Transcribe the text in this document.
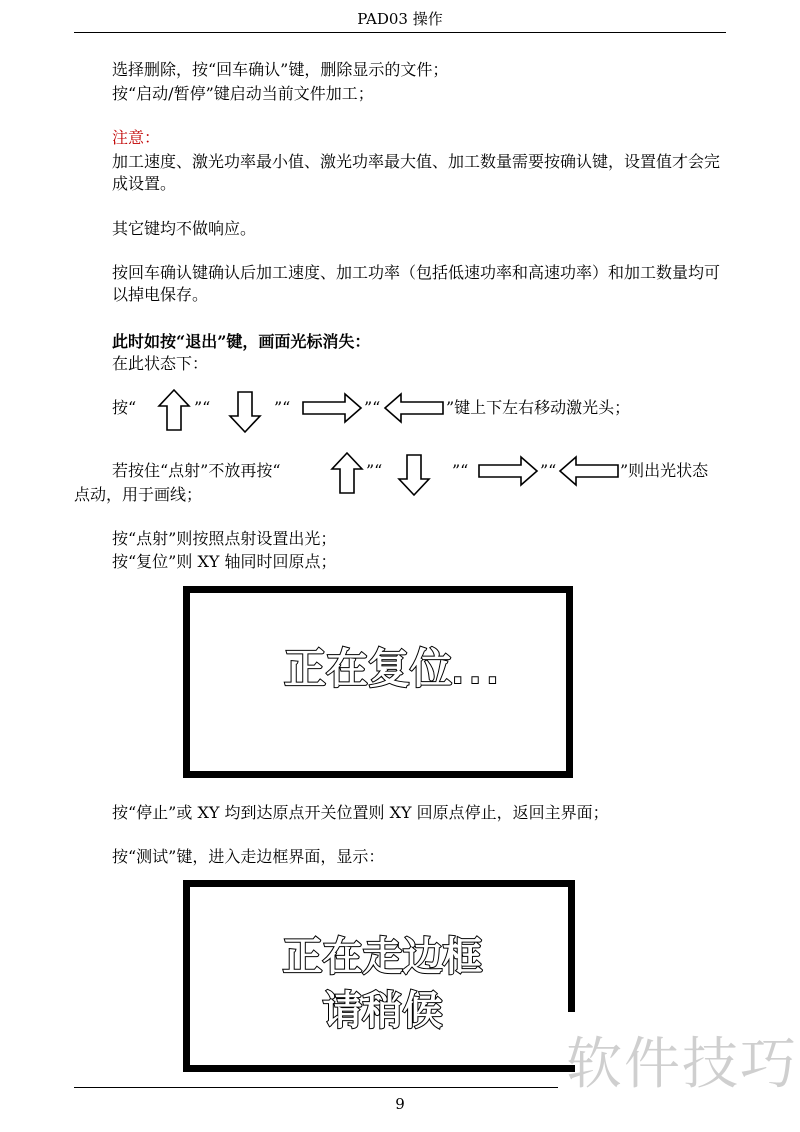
PAD03 操作
选择删除，按“回车确认”键，删除显示的文件；
按“启动/暂停”键启动当前文件加工；
注意：
加工速度、激光功率最小值、激光功率最大值、加工数量需要按确认键，设置值才会完成设置。
其它键均不做响应。
按回车确认键确认后加工速度、加工功率（包括低速功率和高速功率）和加工数量均可以掉电保存。
此时如按“退出”键，画面光标消失：
在此状态下：
按“	”“	”“	”“	”键上下左右移动激光头；
若按住“点射”不放再按“	”“	”“	”“	”则出光状态
点动，用于画线；
按“点射”则按照点射设置出光；
按“复位”则 XY 轴同时回原点；
正在复位...
按“停止”或 XY 均到达原点开关位置则 XY 回原点停止，返回主界面；
按“测试”键，进入走边框界面，显示：
正在走边框
请稍候
9
软件技巧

=== Your task ===
Repeat the data above exactly, but not the pictures.

=== Written answer ===
Transcribe the text in this document.
PAD03 操作
选择删除，按“回车确认”键，删除显示的文件；
按“启动/暂停”键启动当前文件加工；
注意：
加工速度、激光功率最小值、激光功率最大值、加工数量需要按确认键，设置值才会完成设置。
其它键均不做响应。
按回车确认键确认后加工速度、加工功率（包括低速功率和高速功率）和加工数量均可以掉电保存。
此时如按“退出”键，画面光标消失：
在此状态下：
按“	”“	”“	”“	”键上下左右移动激光头；
若按住“点射”不放再按“	”“	”“	”“	”则出光状态
点动，用于画线；
按“点射”则按照点射设置出光；
按“复位”则 XY 轴同时回原点；
正在复位...
按“停止”或 XY 均到达原点开关位置则 XY 回原点停止，返回主界面；
按“测试”键，进入走边框界面，显示：
正在走边框
请稍候
9
软件技巧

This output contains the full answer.